▸ PROBLEM REQUIREMENTS
Every line of the records must be repeated exactly; pictures stay out.

Records from a dataset
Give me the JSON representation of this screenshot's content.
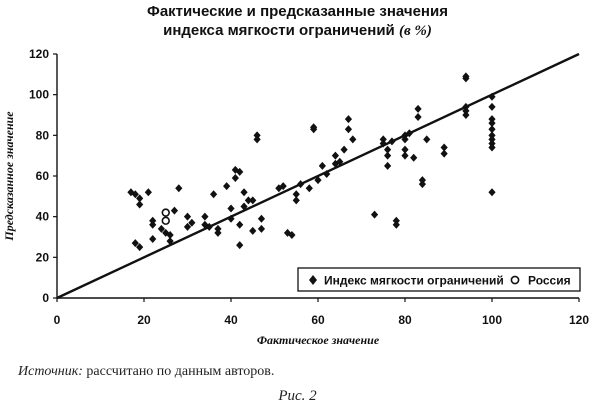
{
  "title": {
    "line1": "Фактические и предсказанные значения",
    "line2_main": "индекса мягкости ограничений ",
    "line2_unit": "(в %)"
  },
  "source": {
    "label": "Источник:",
    "text": " рассчитано по данным авторов."
  },
  "figure_caption": "Рис. 2",
  "chart_data": {
    "type": "scatter",
    "xlabel": "Фактическое значение",
    "ylabel": "Предсказанное значение",
    "xlim": [
      0,
      120
    ],
    "ylim": [
      0,
      120
    ],
    "xticks": [
      0,
      20,
      40,
      60,
      80,
      100,
      120
    ],
    "yticks": [
      0,
      20,
      40,
      60,
      80,
      100,
      120
    ],
    "legend_position": "bottom-right",
    "reference_line": {
      "from": [
        0,
        0
      ],
      "to": [
        120,
        120
      ]
    },
    "series": [
      {
        "name": "Индекс мягкости ограничений",
        "marker": "diamond",
        "points": [
          [
            17,
            52
          ],
          [
            18,
            51
          ],
          [
            19,
            49
          ],
          [
            19,
            46
          ],
          [
            18,
            27
          ],
          [
            19,
            25
          ],
          [
            21,
            52
          ],
          [
            22,
            38
          ],
          [
            22,
            36
          ],
          [
            22,
            29
          ],
          [
            24,
            34
          ],
          [
            25,
            32
          ],
          [
            26,
            31
          ],
          [
            26,
            28
          ],
          [
            27,
            43
          ],
          [
            28,
            54
          ],
          [
            30,
            40
          ],
          [
            30,
            35
          ],
          [
            31,
            37
          ],
          [
            34,
            40
          ],
          [
            34,
            36
          ],
          [
            35,
            35
          ],
          [
            36,
            51
          ],
          [
            37,
            34
          ],
          [
            37,
            32
          ],
          [
            39,
            55
          ],
          [
            40,
            39
          ],
          [
            40,
            44
          ],
          [
            41,
            63
          ],
          [
            41,
            59
          ],
          [
            42,
            26
          ],
          [
            42,
            36
          ],
          [
            42,
            62
          ],
          [
            43,
            52
          ],
          [
            43,
            45
          ],
          [
            44,
            48
          ],
          [
            45,
            33
          ],
          [
            45,
            48
          ],
          [
            46,
            80
          ],
          [
            46,
            78
          ],
          [
            47,
            34
          ],
          [
            47,
            39
          ],
          [
            51,
            54
          ],
          [
            52,
            55
          ],
          [
            53,
            32
          ],
          [
            54,
            31
          ],
          [
            55,
            48
          ],
          [
            55,
            51
          ],
          [
            56,
            56
          ],
          [
            58,
            54
          ],
          [
            59,
            84
          ],
          [
            59,
            83
          ],
          [
            60,
            58
          ],
          [
            61,
            65
          ],
          [
            62,
            61
          ],
          [
            64,
            70
          ],
          [
            64,
            66
          ],
          [
            65,
            67
          ],
          [
            66,
            73
          ],
          [
            67,
            88
          ],
          [
            67,
            83
          ],
          [
            68,
            78
          ],
          [
            73,
            41
          ],
          [
            75,
            78
          ],
          [
            75,
            76
          ],
          [
            76,
            73
          ],
          [
            76,
            70
          ],
          [
            76,
            65
          ],
          [
            77,
            77
          ],
          [
            78,
            38
          ],
          [
            78,
            36
          ],
          [
            80,
            80
          ],
          [
            80,
            78
          ],
          [
            80,
            73
          ],
          [
            80,
            70
          ],
          [
            81,
            81
          ],
          [
            82,
            69
          ],
          [
            83,
            89
          ],
          [
            83,
            93
          ],
          [
            84,
            58
          ],
          [
            84,
            56
          ],
          [
            85,
            78
          ],
          [
            89,
            71
          ],
          [
            89,
            74
          ],
          [
            94,
            109
          ],
          [
            94,
            108
          ],
          [
            94,
            94
          ],
          [
            94,
            90
          ],
          [
            94,
            92
          ],
          [
            100,
            99
          ],
          [
            100,
            94
          ],
          [
            100,
            88
          ],
          [
            100,
            86
          ],
          [
            100,
            83
          ],
          [
            100,
            80
          ],
          [
            100,
            78
          ],
          [
            100,
            76
          ],
          [
            100,
            74
          ],
          [
            100,
            52
          ]
        ]
      },
      {
        "name": "Россия",
        "marker": "open-circle",
        "points": [
          [
            25,
            42
          ],
          [
            25,
            38
          ]
        ]
      }
    ]
  }
}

▸ WRITTEN REPLY
Give me the JSON representation of this screenshot's content.
{
  "title": {
    "line1": "Фактические и предсказанные значения",
    "line2_main": "индекса мягкости ограничений ",
    "line2_unit": "(в %)"
  },
  "source": {
    "label": "Источник:",
    "text": " рассчитано по данным авторов."
  },
  "figure_caption": "Рис. 2",
  "chart_data": {
    "type": "scatter",
    "xlabel": "Фактическое значение",
    "ylabel": "Предсказанное значение",
    "xlim": [
      0,
      120
    ],
    "ylim": [
      0,
      120
    ],
    "xticks": [
      0,
      20,
      40,
      60,
      80,
      100,
      120
    ],
    "yticks": [
      0,
      20,
      40,
      60,
      80,
      100,
      120
    ],
    "legend_position": "bottom-right",
    "reference_line": {
      "from": [
        0,
        0
      ],
      "to": [
        120,
        120
      ]
    },
    "series": [
      {
        "name": "Индекс мягкости ограничений",
        "marker": "diamond",
        "points": [
          [
            17,
            52
          ],
          [
            18,
            51
          ],
          [
            19,
            49
          ],
          [
            19,
            46
          ],
          [
            18,
            27
          ],
          [
            19,
            25
          ],
          [
            21,
            52
          ],
          [
            22,
            38
          ],
          [
            22,
            36
          ],
          [
            22,
            29
          ],
          [
            24,
            34
          ],
          [
            25,
            32
          ],
          [
            26,
            31
          ],
          [
            26,
            28
          ],
          [
            27,
            43
          ],
          [
            28,
            54
          ],
          [
            30,
            40
          ],
          [
            30,
            35
          ],
          [
            31,
            37
          ],
          [
            34,
            40
          ],
          [
            34,
            36
          ],
          [
            35,
            35
          ],
          [
            36,
            51
          ],
          [
            37,
            34
          ],
          [
            37,
            32
          ],
          [
            39,
            55
          ],
          [
            40,
            39
          ],
          [
            40,
            44
          ],
          [
            41,
            63
          ],
          [
            41,
            59
          ],
          [
            42,
            26
          ],
          [
            42,
            36
          ],
          [
            42,
            62
          ],
          [
            43,
            52
          ],
          [
            43,
            45
          ],
          [
            44,
            48
          ],
          [
            45,
            33
          ],
          [
            45,
            48
          ],
          [
            46,
            80
          ],
          [
            46,
            78
          ],
          [
            47,
            34
          ],
          [
            47,
            39
          ],
          [
            51,
            54
          ],
          [
            52,
            55
          ],
          [
            53,
            32
          ],
          [
            54,
            31
          ],
          [
            55,
            48
          ],
          [
            55,
            51
          ],
          [
            56,
            56
          ],
          [
            58,
            54
          ],
          [
            59,
            84
          ],
          [
            59,
            83
          ],
          [
            60,
            58
          ],
          [
            61,
            65
          ],
          [
            62,
            61
          ],
          [
            64,
            70
          ],
          [
            64,
            66
          ],
          [
            65,
            67
          ],
          [
            66,
            73
          ],
          [
            67,
            88
          ],
          [
            67,
            83
          ],
          [
            68,
            78
          ],
          [
            73,
            41
          ],
          [
            75,
            78
          ],
          [
            75,
            76
          ],
          [
            76,
            73
          ],
          [
            76,
            70
          ],
          [
            76,
            65
          ],
          [
            77,
            77
          ],
          [
            78,
            38
          ],
          [
            78,
            36
          ],
          [
            80,
            80
          ],
          [
            80,
            78
          ],
          [
            80,
            73
          ],
          [
            80,
            70
          ],
          [
            81,
            81
          ],
          [
            82,
            69
          ],
          [
            83,
            89
          ],
          [
            83,
            93
          ],
          [
            84,
            58
          ],
          [
            84,
            56
          ],
          [
            85,
            78
          ],
          [
            89,
            71
          ],
          [
            89,
            74
          ],
          [
            94,
            109
          ],
          [
            94,
            108
          ],
          [
            94,
            94
          ],
          [
            94,
            90
          ],
          [
            94,
            92
          ],
          [
            100,
            99
          ],
          [
            100,
            94
          ],
          [
            100,
            88
          ],
          [
            100,
            86
          ],
          [
            100,
            83
          ],
          [
            100,
            80
          ],
          [
            100,
            78
          ],
          [
            100,
            76
          ],
          [
            100,
            74
          ],
          [
            100,
            52
          ]
        ]
      },
      {
        "name": "Россия",
        "marker": "open-circle",
        "points": [
          [
            25,
            42
          ],
          [
            25,
            38
          ]
        ]
      }
    ]
  }
}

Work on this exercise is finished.